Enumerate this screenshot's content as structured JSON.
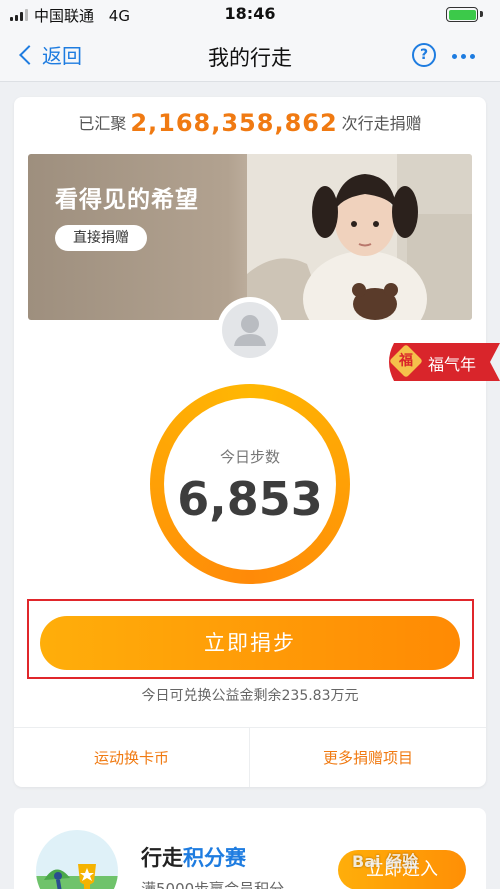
{
  "status_bar": {
    "carrier": "中国联通",
    "network": "4G",
    "time": "18:46",
    "battery_level": 1.0
  },
  "nav": {
    "back_label": "返回",
    "title": "我的行走",
    "help_glyph": "?",
    "icons": [
      "chevron-left-icon",
      "help-icon",
      "more-icon"
    ]
  },
  "summary": {
    "prefix": "已汇聚",
    "total": "2,168,358,862",
    "suffix": "次行走捐赠"
  },
  "banner": {
    "headline": "看得见的希望",
    "donate_label": "直接捐赠"
  },
  "badge": {
    "seal_text": "福",
    "text": "福气年"
  },
  "today": {
    "label": "今日步数",
    "steps": "6,853"
  },
  "cta": {
    "label": "立即捐步"
  },
  "remaining": {
    "text": "今日可兑换公益金剩余235.83万元"
  },
  "links": {
    "left": "运动换卡币",
    "right": "更多捐赠项目"
  },
  "challenge": {
    "title_prefix": "行走",
    "title_highlight": "积分赛",
    "subtitle": "满5000步赢会员积分",
    "enter_label": "立即进入"
  },
  "watermark": "Bai 经验",
  "colors": {
    "accent_blue": "#1e7ce0",
    "accent_orange": "#f07a12",
    "cta_orange": "#ff9a07",
    "highlight_red": "#e0262b"
  }
}
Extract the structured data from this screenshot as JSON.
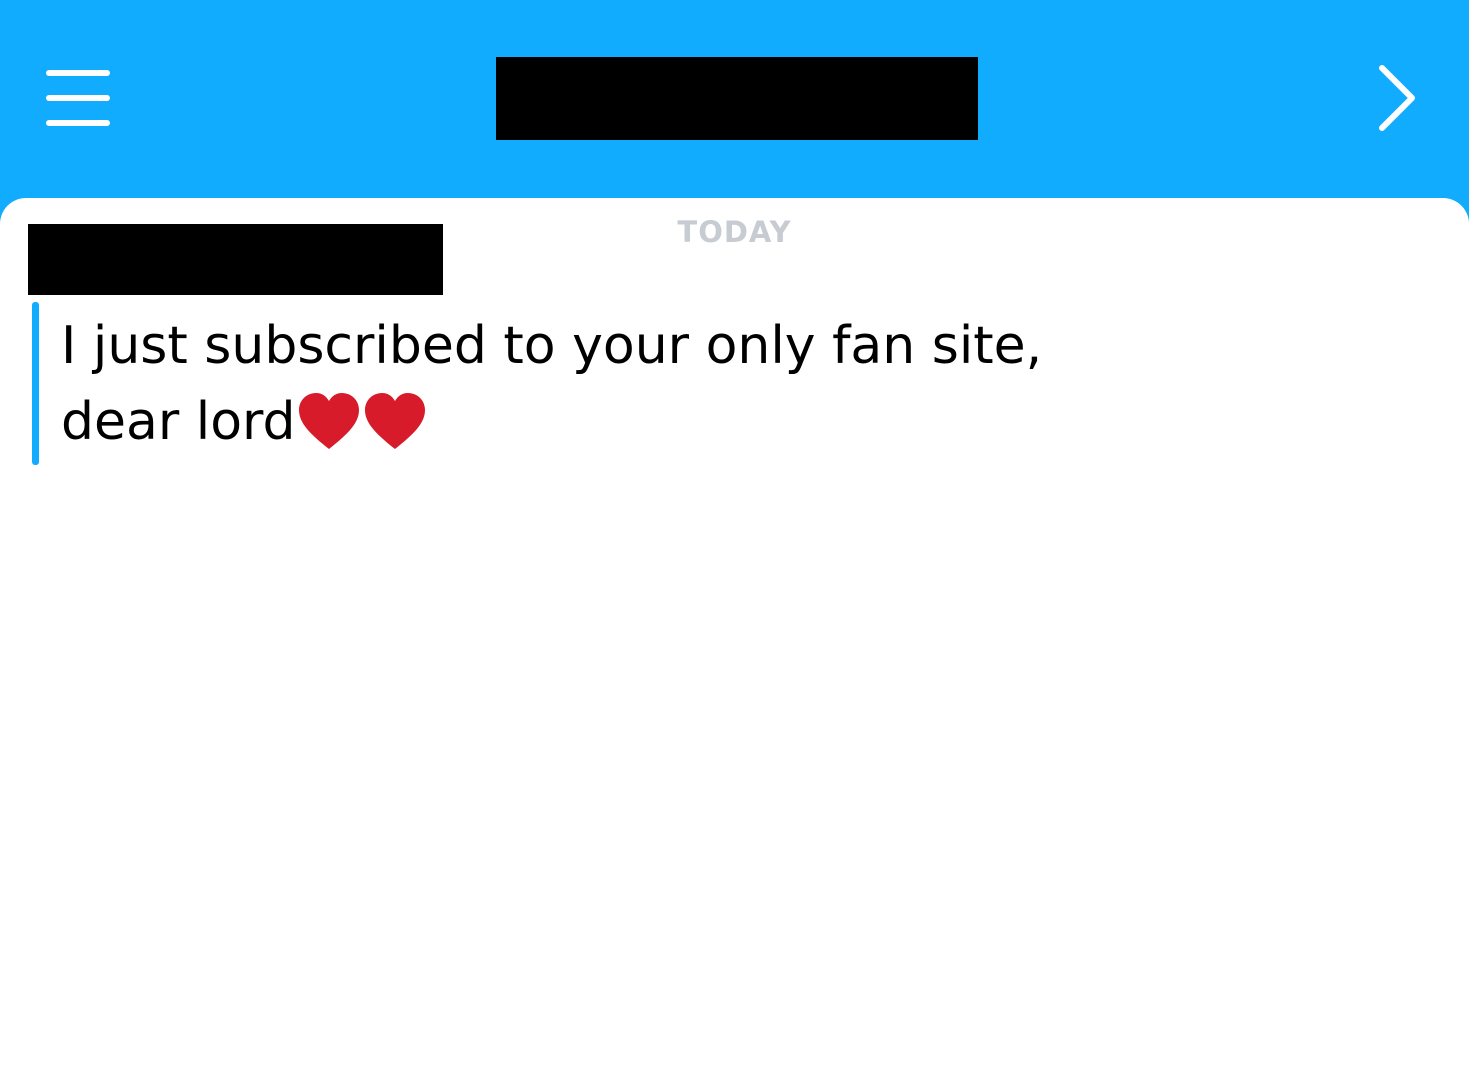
------------
§ Exercise directions
Reproduce the full material exactly, excluding the pictures.

§ Written response
Enumerate this screenshot's content as structured JSON.
{
  "status_bar": {
    "carrier": "中国联通",
    "network": "4G",
    "time": "18:46",
    "battery_level": 1.0
  },
  "nav": {
    "back_label": "返回",
    "title": "我的行走",
    "help_glyph": "?",
    "icons": [
      "chevron-left-icon",
      "help-icon",
      "more-icon"
    ]
  },
  "summary": {
    "prefix": "已汇聚",
    "total": "2,168,358,862",
    "suffix": "次行走捐赠"
  },
  "banner": {
    "headline": "看得见的希望",
    "donate_label": "直接捐赠"
  },
  "badge": {
    "seal_text": "福",
    "text": "福气年"
  },
  "today": {
    "label": "今日步数",
    "steps": "6,853"
  },
  "cta": {
    "label": "立即捐步"
  },
  "remaining": {
    "text": "今日可兑换公益金剩余235.83万元"
  },
  "links": {
    "left": "运动换卡币",
    "right": "更多捐赠项目"
  },
  "challenge": {
    "title_prefix": "行走",
    "title_highlight": "积分赛",
    "subtitle": "满5000步赢会员积分",
    "enter_label": "立即进入"
  },
  "watermark": "Bai 经验",
  "colors": {
    "accent_blue": "#1e7ce0",
    "accent_orange": "#f07a12",
    "cta_orange": "#ff9a07",
    "highlight_red": "#e0262b"
  }
}
Extract the structured data from this screenshot as JSON.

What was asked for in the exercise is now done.